Problem details:
Return the listing word for word, as given.

Records from a collection of figures
-----
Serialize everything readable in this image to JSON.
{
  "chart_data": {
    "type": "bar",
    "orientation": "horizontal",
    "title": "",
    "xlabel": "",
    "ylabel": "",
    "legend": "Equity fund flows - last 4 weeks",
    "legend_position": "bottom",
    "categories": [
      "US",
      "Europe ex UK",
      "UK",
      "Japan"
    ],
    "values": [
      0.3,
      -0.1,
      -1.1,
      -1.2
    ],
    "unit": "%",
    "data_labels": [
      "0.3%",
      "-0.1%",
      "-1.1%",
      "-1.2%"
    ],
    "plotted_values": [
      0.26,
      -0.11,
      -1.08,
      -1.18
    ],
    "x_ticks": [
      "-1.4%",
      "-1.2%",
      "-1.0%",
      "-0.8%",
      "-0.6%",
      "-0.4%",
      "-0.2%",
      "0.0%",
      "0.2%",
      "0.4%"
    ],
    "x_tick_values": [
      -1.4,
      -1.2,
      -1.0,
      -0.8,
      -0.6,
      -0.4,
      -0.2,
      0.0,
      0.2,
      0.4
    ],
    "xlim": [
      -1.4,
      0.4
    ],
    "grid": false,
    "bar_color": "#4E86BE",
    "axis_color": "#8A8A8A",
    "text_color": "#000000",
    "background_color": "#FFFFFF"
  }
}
-----
Correct result:
Serialize everything readable in this image to JSON.
{
  "chart_data": {
    "type": "bar",
    "orientation": "horizontal",
    "title": "",
    "xlabel": "",
    "ylabel": "",
    "legend": "Equity fund flows - last 4 weeks",
    "legend_position": "bottom",
    "categories": [
      "US",
      "Europe ex UK",
      "UK",
      "Japan"
    ],
    "values": [
      0.3,
      -0.1,
      -1.1,
      -1.2
    ],
    "unit": "%",
    "data_labels": [
      "0.3%",
      "-0.1%",
      "-1.1%",
      "-1.2%"
    ],
    "plotted_values": [
      0.26,
      -0.11,
      -1.08,
      -1.18
    ],
    "x_ticks": [
      "-1.4%",
      "-1.2%",
      "-1.0%",
      "-0.8%",
      "-0.6%",
      "-0.4%",
      "-0.2%",
      "0.0%",
      "0.2%",
      "0.4%"
    ],
    "x_tick_values": [
      -1.4,
      -1.2,
      -1.0,
      -0.8,
      -0.6,
      -0.4,
      -0.2,
      0.0,
      0.2,
      0.4
    ],
    "xlim": [
      -1.4,
      0.4
    ],
    "grid": false,
    "bar_color": "#4E86BE",
    "axis_color": "#8A8A8A",
    "text_color": "#000000",
    "background_color": "#FFFFFF"
  }
}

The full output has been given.